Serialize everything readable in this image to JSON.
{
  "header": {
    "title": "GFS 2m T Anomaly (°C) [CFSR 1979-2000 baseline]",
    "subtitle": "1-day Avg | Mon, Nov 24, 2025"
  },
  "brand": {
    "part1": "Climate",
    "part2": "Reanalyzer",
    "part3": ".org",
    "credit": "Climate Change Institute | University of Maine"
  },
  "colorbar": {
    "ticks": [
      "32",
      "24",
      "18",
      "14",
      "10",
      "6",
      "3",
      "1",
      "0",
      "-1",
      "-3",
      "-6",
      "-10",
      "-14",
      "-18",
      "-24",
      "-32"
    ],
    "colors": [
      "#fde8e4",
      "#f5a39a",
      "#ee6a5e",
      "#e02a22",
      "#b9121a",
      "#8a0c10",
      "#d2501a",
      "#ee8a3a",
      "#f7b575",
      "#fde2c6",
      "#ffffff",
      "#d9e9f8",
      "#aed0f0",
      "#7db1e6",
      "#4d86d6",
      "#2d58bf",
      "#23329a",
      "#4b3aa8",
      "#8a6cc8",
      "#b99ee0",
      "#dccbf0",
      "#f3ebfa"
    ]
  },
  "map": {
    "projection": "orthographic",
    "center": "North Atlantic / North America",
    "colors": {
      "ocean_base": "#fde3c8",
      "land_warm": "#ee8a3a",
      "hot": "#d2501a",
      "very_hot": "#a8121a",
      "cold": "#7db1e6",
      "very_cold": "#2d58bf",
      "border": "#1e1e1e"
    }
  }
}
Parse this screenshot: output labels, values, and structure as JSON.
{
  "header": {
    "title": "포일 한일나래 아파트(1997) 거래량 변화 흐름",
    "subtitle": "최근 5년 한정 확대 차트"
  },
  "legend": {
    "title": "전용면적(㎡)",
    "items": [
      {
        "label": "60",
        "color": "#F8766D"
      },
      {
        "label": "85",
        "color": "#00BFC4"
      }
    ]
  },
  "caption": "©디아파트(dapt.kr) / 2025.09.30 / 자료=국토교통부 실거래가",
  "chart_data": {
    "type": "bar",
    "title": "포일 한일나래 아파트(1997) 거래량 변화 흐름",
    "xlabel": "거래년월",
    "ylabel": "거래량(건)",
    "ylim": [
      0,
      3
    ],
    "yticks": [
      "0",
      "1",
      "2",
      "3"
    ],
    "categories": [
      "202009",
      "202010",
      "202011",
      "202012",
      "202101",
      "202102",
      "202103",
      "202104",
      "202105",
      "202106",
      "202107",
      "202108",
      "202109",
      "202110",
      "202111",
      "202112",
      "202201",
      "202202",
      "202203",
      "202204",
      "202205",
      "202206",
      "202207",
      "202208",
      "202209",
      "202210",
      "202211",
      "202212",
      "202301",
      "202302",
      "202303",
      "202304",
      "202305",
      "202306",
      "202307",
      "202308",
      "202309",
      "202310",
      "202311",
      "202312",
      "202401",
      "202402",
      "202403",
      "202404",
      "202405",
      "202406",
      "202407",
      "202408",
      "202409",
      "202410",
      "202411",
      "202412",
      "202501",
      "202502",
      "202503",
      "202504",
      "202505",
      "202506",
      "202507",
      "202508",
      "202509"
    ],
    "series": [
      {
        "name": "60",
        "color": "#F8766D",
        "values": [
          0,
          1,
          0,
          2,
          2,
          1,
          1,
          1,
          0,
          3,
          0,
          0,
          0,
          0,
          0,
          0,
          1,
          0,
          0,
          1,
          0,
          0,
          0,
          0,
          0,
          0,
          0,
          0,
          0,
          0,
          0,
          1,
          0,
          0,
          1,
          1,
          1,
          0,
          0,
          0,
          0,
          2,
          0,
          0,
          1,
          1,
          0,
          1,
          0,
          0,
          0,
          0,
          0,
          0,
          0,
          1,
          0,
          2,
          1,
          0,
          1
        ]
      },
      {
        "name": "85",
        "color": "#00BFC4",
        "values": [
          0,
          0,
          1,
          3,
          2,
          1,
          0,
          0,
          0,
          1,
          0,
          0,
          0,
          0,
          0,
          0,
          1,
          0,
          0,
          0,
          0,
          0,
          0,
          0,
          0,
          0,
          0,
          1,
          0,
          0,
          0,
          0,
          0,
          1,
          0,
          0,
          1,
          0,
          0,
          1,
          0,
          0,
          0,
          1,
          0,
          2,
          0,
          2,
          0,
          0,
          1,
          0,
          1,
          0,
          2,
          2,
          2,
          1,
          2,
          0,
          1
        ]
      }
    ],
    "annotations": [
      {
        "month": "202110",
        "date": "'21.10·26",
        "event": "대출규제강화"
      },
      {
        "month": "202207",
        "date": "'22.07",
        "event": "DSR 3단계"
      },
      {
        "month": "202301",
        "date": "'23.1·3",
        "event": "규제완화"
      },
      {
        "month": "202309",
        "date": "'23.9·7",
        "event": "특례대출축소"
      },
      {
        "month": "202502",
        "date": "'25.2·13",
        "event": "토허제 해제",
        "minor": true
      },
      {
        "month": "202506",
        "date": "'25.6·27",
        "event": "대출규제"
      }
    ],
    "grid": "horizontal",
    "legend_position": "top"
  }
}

-=-=-

Print every entry exactly as it appears.

Serialize everything readable in this image to JSON.
{
  "header": {
    "title": "GFS 2m T Anomaly (°C) [CFSR 1979-2000 baseline]",
    "subtitle": "1-day Avg | Mon, Nov 24, 2025"
  },
  "brand": {
    "part1": "Climate",
    "part2": "Reanalyzer",
    "part3": ".org",
    "credit": "Climate Change Institute | University of Maine"
  },
  "colorbar": {
    "ticks": [
      "32",
      "24",
      "18",
      "14",
      "10",
      "6",
      "3",
      "1",
      "0",
      "-1",
      "-3",
      "-6",
      "-10",
      "-14",
      "-18",
      "-24",
      "-32"
    ],
    "colors": [
      "#fde8e4",
      "#f5a39a",
      "#ee6a5e",
      "#e02a22",
      "#b9121a",
      "#8a0c10",
      "#d2501a",
      "#ee8a3a",
      "#f7b575",
      "#fde2c6",
      "#ffffff",
      "#d9e9f8",
      "#aed0f0",
      "#7db1e6",
      "#4d86d6",
      "#2d58bf",
      "#23329a",
      "#4b3aa8",
      "#8a6cc8",
      "#b99ee0",
      "#dccbf0",
      "#f3ebfa"
    ]
  },
  "map": {
    "projection": "orthographic",
    "center": "North Atlantic / North America",
    "colors": {
      "ocean_base": "#fde3c8",
      "land_warm": "#ee8a3a",
      "hot": "#d2501a",
      "very_hot": "#a8121a",
      "cold": "#7db1e6",
      "very_cold": "#2d58bf",
      "border": "#1e1e1e"
    }
  }
}
Parse this screenshot: output labels, values, and structure as JSON.
{
  "header": {
    "title": "포일 한일나래 아파트(1997) 거래량 변화 흐름",
    "subtitle": "최근 5년 한정 확대 차트"
  },
  "legend": {
    "title": "전용면적(㎡)",
    "items": [
      {
        "label": "60",
        "color": "#F8766D"
      },
      {
        "label": "85",
        "color": "#00BFC4"
      }
    ]
  },
  "caption": "©디아파트(dapt.kr) / 2025.09.30 / 자료=국토교통부 실거래가",
  "chart_data": {
    "type": "bar",
    "title": "포일 한일나래 아파트(1997) 거래량 변화 흐름",
    "xlabel": "거래년월",
    "ylabel": "거래량(건)",
    "ylim": [
      0,
      3
    ],
    "yticks": [
      "0",
      "1",
      "2",
      "3"
    ],
    "categories": [
      "202009",
      "202010",
      "202011",
      "202012",
      "202101",
      "202102",
      "202103",
      "202104",
      "202105",
      "202106",
      "202107",
      "202108",
      "202109",
      "202110",
      "202111",
      "202112",
      "202201",
      "202202",
      "202203",
      "202204",
      "202205",
      "202206",
      "202207",
      "202208",
      "202209",
      "202210",
      "202211",
      "202212",
      "202301",
      "202302",
      "202303",
      "202304",
      "202305",
      "202306",
      "202307",
      "202308",
      "202309",
      "202310",
      "202311",
      "202312",
      "202401",
      "202402",
      "202403",
      "202404",
      "202405",
      "202406",
      "202407",
      "202408",
      "202409",
      "202410",
      "202411",
      "202412",
      "202501",
      "202502",
      "202503",
      "202504",
      "202505",
      "202506",
      "202507",
      "202508",
      "202509"
    ],
    "series": [
      {
        "name": "60",
        "color": "#F8766D",
        "values": [
          0,
          1,
          0,
          2,
          2,
          1,
          1,
          1,
          0,
          3,
          0,
          0,
          0,
          0,
          0,
          0,
          1,
          0,
          0,
          1,
          0,
          0,
          0,
          0,
          0,
          0,
          0,
          0,
          0,
          0,
          0,
          1,
          0,
          0,
          1,
          1,
          1,
          0,
          0,
          0,
          0,
          2,
          0,
          0,
          1,
          1,
          0,
          1,
          0,
          0,
          0,
          0,
          0,
          0,
          0,
          1,
          0,
          2,
          1,
          0,
          1
        ]
      },
      {
        "name": "85",
        "color": "#00BFC4",
        "values": [
          0,
          0,
          1,
          3,
          2,
          1,
          0,
          0,
          0,
          1,
          0,
          0,
          0,
          0,
          0,
          0,
          1,
          0,
          0,
          0,
          0,
          0,
          0,
          0,
          0,
          0,
          0,
          1,
          0,
          0,
          0,
          0,
          0,
          1,
          0,
          0,
          1,
          0,
          0,
          1,
          0,
          0,
          0,
          1,
          0,
          2,
          0,
          2,
          0,
          0,
          1,
          0,
          1,
          0,
          2,
          2,
          2,
          1,
          2,
          0,
          1
        ]
      }
    ],
    "annotations": [
      {
        "month": "202110",
        "date": "'21.10·26",
        "event": "대출규제강화"
      },
      {
        "month": "202207",
        "date": "'22.07",
        "event": "DSR 3단계"
      },
      {
        "month": "202301",
        "date": "'23.1·3",
        "event": "규제완화"
      },
      {
        "month": "202309",
        "date": "'23.9·7",
        "event": "특례대출축소"
      },
      {
        "month": "202502",
        "date": "'25.2·13",
        "event": "토허제 해제",
        "minor": true
      },
      {
        "month": "202506",
        "date": "'25.6·27",
        "event": "대출규제"
      }
    ],
    "grid": "horizontal",
    "legend_position": "top"
  }
}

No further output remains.